Instructions for the task: Images should be left out, and everything else in the listing reproduced exactly.

___ Task material

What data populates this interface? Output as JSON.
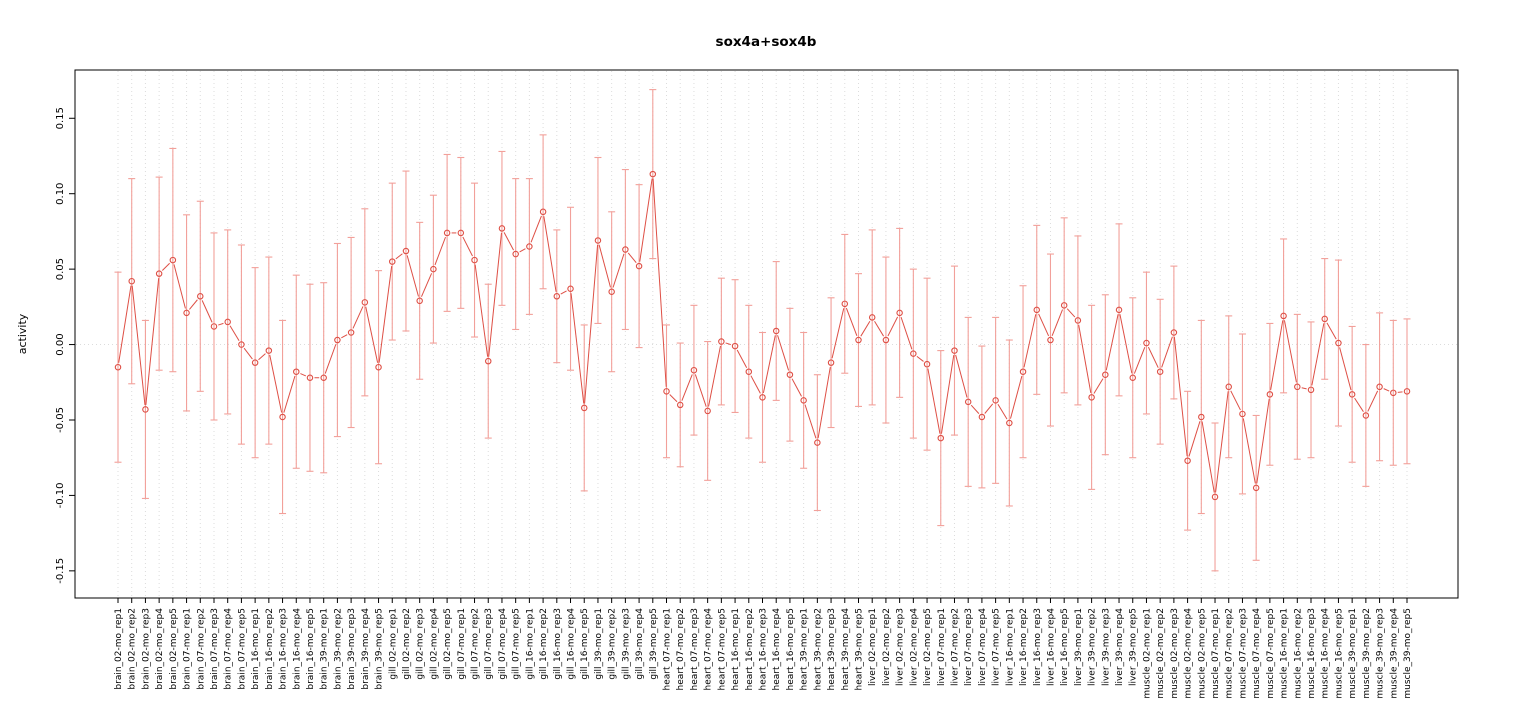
{
  "chart_data": {
    "type": "line",
    "title": "sox4a+sox4b",
    "xlabel": "",
    "ylabel": "activity",
    "ylim": [
      -0.168,
      0.182
    ],
    "ytick_labels": [
      "-0.15",
      "-0.10",
      "-0.05",
      "0.00",
      "0.05",
      "0.10",
      "0.15"
    ],
    "grid": "vertical dotted gridline per category plus dotted horizontal line at 0",
    "legend_position": "none",
    "marker": "open-circle",
    "line_style": "type-b-segments-with-gaps",
    "error_bars": "mean plus-minus error with caps",
    "colors": {
      "series": "#de4f45",
      "error_bars": "#f2a09a",
      "grid": "#dcdcdc",
      "axis": "#000000",
      "background": "#ffffff"
    },
    "categories": [
      "brain_02-mo_rep1",
      "brain_02-mo_rep2",
      "brain_02-mo_rep3",
      "brain_02-mo_rep4",
      "brain_02-mo_rep5",
      "brain_07-mo_rep1",
      "brain_07-mo_rep2",
      "brain_07-mo_rep3",
      "brain_07-mo_rep4",
      "brain_07-mo_rep5",
      "brain_16-mo_rep1",
      "brain_16-mo_rep2",
      "brain_16-mo_rep3",
      "brain_16-mo_rep4",
      "brain_16-mo_rep5",
      "brain_39-mo_rep1",
      "brain_39-mo_rep2",
      "brain_39-mo_rep3",
      "brain_39-mo_rep4",
      "brain_39-mo_rep5",
      "gill_02-mo_rep1",
      "gill_02-mo_rep2",
      "gill_02-mo_rep3",
      "gill_02-mo_rep4",
      "gill_02-mo_rep5",
      "gill_07-mo_rep1",
      "gill_07-mo_rep2",
      "gill_07-mo_rep3",
      "gill_07-mo_rep4",
      "gill_07-mo_rep5",
      "gill_16-mo_rep1",
      "gill_16-mo_rep2",
      "gill_16-mo_rep3",
      "gill_16-mo_rep4",
      "gill_16-mo_rep5",
      "gill_39-mo_rep1",
      "gill_39-mo_rep2",
      "gill_39-mo_rep3",
      "gill_39-mo_rep4",
      "gill_39-mo_rep5",
      "heart_07-mo_rep1",
      "heart_07-mo_rep2",
      "heart_07-mo_rep3",
      "heart_07-mo_rep4",
      "heart_07-mo_rep5",
      "heart_16-mo_rep1",
      "heart_16-mo_rep2",
      "heart_16-mo_rep3",
      "heart_16-mo_rep4",
      "heart_16-mo_rep5",
      "heart_39-mo_rep1",
      "heart_39-mo_rep2",
      "heart_39-mo_rep3",
      "heart_39-mo_rep4",
      "heart_39-mo_rep5",
      "liver_02-mo_rep1",
      "liver_02-mo_rep2",
      "liver_02-mo_rep3",
      "liver_02-mo_rep4",
      "liver_02-mo_rep5",
      "liver_07-mo_rep1",
      "liver_07-mo_rep2",
      "liver_07-mo_rep3",
      "liver_07-mo_rep4",
      "liver_07-mo_rep5",
      "liver_16-mo_rep1",
      "liver_16-mo_rep2",
      "liver_16-mo_rep3",
      "liver_16-mo_rep4",
      "liver_16-mo_rep5",
      "liver_39-mo_rep1",
      "liver_39-mo_rep2",
      "liver_39-mo_rep3",
      "liver_39-mo_rep4",
      "liver_39-mo_rep5",
      "muscle_02-mo_rep1",
      "muscle_02-mo_rep2",
      "muscle_02-mo_rep3",
      "muscle_02-mo_rep4",
      "muscle_02-mo_rep5",
      "muscle_07-mo_rep1",
      "muscle_07-mo_rep2",
      "muscle_07-mo_rep3",
      "muscle_07-mo_rep4",
      "muscle_07-mo_rep5",
      "muscle_16-mo_rep1",
      "muscle_16-mo_rep2",
      "muscle_16-mo_rep3",
      "muscle_16-mo_rep4",
      "muscle_16-mo_rep5",
      "muscle_39-mo_rep1",
      "muscle_39-mo_rep2",
      "muscle_39-mo_rep3",
      "muscle_39-mo_rep4",
      "muscle_39-mo_rep5"
    ],
    "means": [
      -0.015,
      0.042,
      -0.043,
      0.047,
      0.056,
      0.021,
      0.032,
      0.012,
      0.015,
      0.0,
      -0.012,
      -0.004,
      -0.048,
      -0.018,
      -0.022,
      -0.022,
      0.003,
      0.008,
      0.028,
      -0.015,
      0.055,
      0.062,
      0.029,
      0.05,
      0.074,
      0.074,
      0.056,
      -0.011,
      0.077,
      0.06,
      0.065,
      0.088,
      0.032,
      0.037,
      -0.042,
      0.069,
      0.035,
      0.063,
      0.052,
      0.113,
      -0.031,
      -0.04,
      -0.017,
      -0.044,
      0.002,
      -0.001,
      -0.018,
      -0.035,
      0.009,
      -0.02,
      -0.037,
      -0.065,
      -0.012,
      0.027,
      0.003,
      0.018,
      0.003,
      0.021,
      -0.006,
      -0.013,
      -0.062,
      -0.004,
      -0.038,
      -0.048,
      -0.037,
      -0.052,
      -0.018,
      0.023,
      0.003,
      0.026,
      0.016,
      -0.035,
      -0.02,
      0.023,
      -0.022,
      0.001,
      -0.018,
      0.008,
      -0.077,
      -0.048,
      -0.101,
      -0.028,
      -0.046,
      -0.095,
      -0.033,
      0.019,
      -0.028,
      -0.03,
      0.017,
      0.001,
      -0.033,
      -0.047,
      -0.028,
      -0.032,
      -0.031
    ],
    "errors": [
      0.063,
      0.068,
      0.059,
      0.064,
      0.074,
      0.065,
      0.063,
      0.062,
      0.061,
      0.066,
      0.063,
      0.062,
      0.064,
      0.064,
      0.062,
      0.063,
      0.064,
      0.063,
      0.062,
      0.064,
      0.052,
      0.053,
      0.052,
      0.049,
      0.052,
      0.05,
      0.051,
      0.051,
      0.051,
      0.05,
      0.045,
      0.051,
      0.044,
      0.054,
      0.055,
      0.055,
      0.053,
      0.053,
      0.054,
      0.056,
      0.044,
      0.041,
      0.043,
      0.046,
      0.042,
      0.044,
      0.044,
      0.043,
      0.046,
      0.044,
      0.045,
      0.045,
      0.043,
      0.046,
      0.044,
      0.058,
      0.055,
      0.056,
      0.056,
      0.057,
      0.058,
      0.056,
      0.056,
      0.047,
      0.055,
      0.055,
      0.057,
      0.056,
      0.057,
      0.058,
      0.056,
      0.061,
      0.053,
      0.057,
      0.053,
      0.047,
      0.048,
      0.044,
      0.046,
      0.064,
      0.049,
      0.047,
      0.053,
      0.048,
      0.047,
      0.051,
      0.048,
      0.045,
      0.04,
      0.055,
      0.045,
      0.047,
      0.049,
      0.048,
      0.048
    ]
  }
}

______

Task answer:
What data populates this interface? Output as JSON.
{
  "chart_data": {
    "type": "line",
    "title": "sox4a+sox4b",
    "xlabel": "",
    "ylabel": "activity",
    "ylim": [
      -0.168,
      0.182
    ],
    "ytick_labels": [
      "-0.15",
      "-0.10",
      "-0.05",
      "0.00",
      "0.05",
      "0.10",
      "0.15"
    ],
    "grid": "vertical dotted gridline per category plus dotted horizontal line at 0",
    "legend_position": "none",
    "marker": "open-circle",
    "line_style": "type-b-segments-with-gaps",
    "error_bars": "mean plus-minus error with caps",
    "colors": {
      "series": "#de4f45",
      "error_bars": "#f2a09a",
      "grid": "#dcdcdc",
      "axis": "#000000",
      "background": "#ffffff"
    },
    "categories": [
      "brain_02-mo_rep1",
      "brain_02-mo_rep2",
      "brain_02-mo_rep3",
      "brain_02-mo_rep4",
      "brain_02-mo_rep5",
      "brain_07-mo_rep1",
      "brain_07-mo_rep2",
      "brain_07-mo_rep3",
      "brain_07-mo_rep4",
      "brain_07-mo_rep5",
      "brain_16-mo_rep1",
      "brain_16-mo_rep2",
      "brain_16-mo_rep3",
      "brain_16-mo_rep4",
      "brain_16-mo_rep5",
      "brain_39-mo_rep1",
      "brain_39-mo_rep2",
      "brain_39-mo_rep3",
      "brain_39-mo_rep4",
      "brain_39-mo_rep5",
      "gill_02-mo_rep1",
      "gill_02-mo_rep2",
      "gill_02-mo_rep3",
      "gill_02-mo_rep4",
      "gill_02-mo_rep5",
      "gill_07-mo_rep1",
      "gill_07-mo_rep2",
      "gill_07-mo_rep3",
      "gill_07-mo_rep4",
      "gill_07-mo_rep5",
      "gill_16-mo_rep1",
      "gill_16-mo_rep2",
      "gill_16-mo_rep3",
      "gill_16-mo_rep4",
      "gill_16-mo_rep5",
      "gill_39-mo_rep1",
      "gill_39-mo_rep2",
      "gill_39-mo_rep3",
      "gill_39-mo_rep4",
      "gill_39-mo_rep5",
      "heart_07-mo_rep1",
      "heart_07-mo_rep2",
      "heart_07-mo_rep3",
      "heart_07-mo_rep4",
      "heart_07-mo_rep5",
      "heart_16-mo_rep1",
      "heart_16-mo_rep2",
      "heart_16-mo_rep3",
      "heart_16-mo_rep4",
      "heart_16-mo_rep5",
      "heart_39-mo_rep1",
      "heart_39-mo_rep2",
      "heart_39-mo_rep3",
      "heart_39-mo_rep4",
      "heart_39-mo_rep5",
      "liver_02-mo_rep1",
      "liver_02-mo_rep2",
      "liver_02-mo_rep3",
      "liver_02-mo_rep4",
      "liver_02-mo_rep5",
      "liver_07-mo_rep1",
      "liver_07-mo_rep2",
      "liver_07-mo_rep3",
      "liver_07-mo_rep4",
      "liver_07-mo_rep5",
      "liver_16-mo_rep1",
      "liver_16-mo_rep2",
      "liver_16-mo_rep3",
      "liver_16-mo_rep4",
      "liver_16-mo_rep5",
      "liver_39-mo_rep1",
      "liver_39-mo_rep2",
      "liver_39-mo_rep3",
      "liver_39-mo_rep4",
      "liver_39-mo_rep5",
      "muscle_02-mo_rep1",
      "muscle_02-mo_rep2",
      "muscle_02-mo_rep3",
      "muscle_02-mo_rep4",
      "muscle_02-mo_rep5",
      "muscle_07-mo_rep1",
      "muscle_07-mo_rep2",
      "muscle_07-mo_rep3",
      "muscle_07-mo_rep4",
      "muscle_07-mo_rep5",
      "muscle_16-mo_rep1",
      "muscle_16-mo_rep2",
      "muscle_16-mo_rep3",
      "muscle_16-mo_rep4",
      "muscle_16-mo_rep5",
      "muscle_39-mo_rep1",
      "muscle_39-mo_rep2",
      "muscle_39-mo_rep3",
      "muscle_39-mo_rep4",
      "muscle_39-mo_rep5"
    ],
    "means": [
      -0.015,
      0.042,
      -0.043,
      0.047,
      0.056,
      0.021,
      0.032,
      0.012,
      0.015,
      0.0,
      -0.012,
      -0.004,
      -0.048,
      -0.018,
      -0.022,
      -0.022,
      0.003,
      0.008,
      0.028,
      -0.015,
      0.055,
      0.062,
      0.029,
      0.05,
      0.074,
      0.074,
      0.056,
      -0.011,
      0.077,
      0.06,
      0.065,
      0.088,
      0.032,
      0.037,
      -0.042,
      0.069,
      0.035,
      0.063,
      0.052,
      0.113,
      -0.031,
      -0.04,
      -0.017,
      -0.044,
      0.002,
      -0.001,
      -0.018,
      -0.035,
      0.009,
      -0.02,
      -0.037,
      -0.065,
      -0.012,
      0.027,
      0.003,
      0.018,
      0.003,
      0.021,
      -0.006,
      -0.013,
      -0.062,
      -0.004,
      -0.038,
      -0.048,
      -0.037,
      -0.052,
      -0.018,
      0.023,
      0.003,
      0.026,
      0.016,
      -0.035,
      -0.02,
      0.023,
      -0.022,
      0.001,
      -0.018,
      0.008,
      -0.077,
      -0.048,
      -0.101,
      -0.028,
      -0.046,
      -0.095,
      -0.033,
      0.019,
      -0.028,
      -0.03,
      0.017,
      0.001,
      -0.033,
      -0.047,
      -0.028,
      -0.032,
      -0.031
    ],
    "errors": [
      0.063,
      0.068,
      0.059,
      0.064,
      0.074,
      0.065,
      0.063,
      0.062,
      0.061,
      0.066,
      0.063,
      0.062,
      0.064,
      0.064,
      0.062,
      0.063,
      0.064,
      0.063,
      0.062,
      0.064,
      0.052,
      0.053,
      0.052,
      0.049,
      0.052,
      0.05,
      0.051,
      0.051,
      0.051,
      0.05,
      0.045,
      0.051,
      0.044,
      0.054,
      0.055,
      0.055,
      0.053,
      0.053,
      0.054,
      0.056,
      0.044,
      0.041,
      0.043,
      0.046,
      0.042,
      0.044,
      0.044,
      0.043,
      0.046,
      0.044,
      0.045,
      0.045,
      0.043,
      0.046,
      0.044,
      0.058,
      0.055,
      0.056,
      0.056,
      0.057,
      0.058,
      0.056,
      0.056,
      0.047,
      0.055,
      0.055,
      0.057,
      0.056,
      0.057,
      0.058,
      0.056,
      0.061,
      0.053,
      0.057,
      0.053,
      0.047,
      0.048,
      0.044,
      0.046,
      0.064,
      0.049,
      0.047,
      0.053,
      0.048,
      0.047,
      0.051,
      0.048,
      0.045,
      0.04,
      0.055,
      0.045,
      0.047,
      0.049,
      0.048,
      0.048
    ]
  }
}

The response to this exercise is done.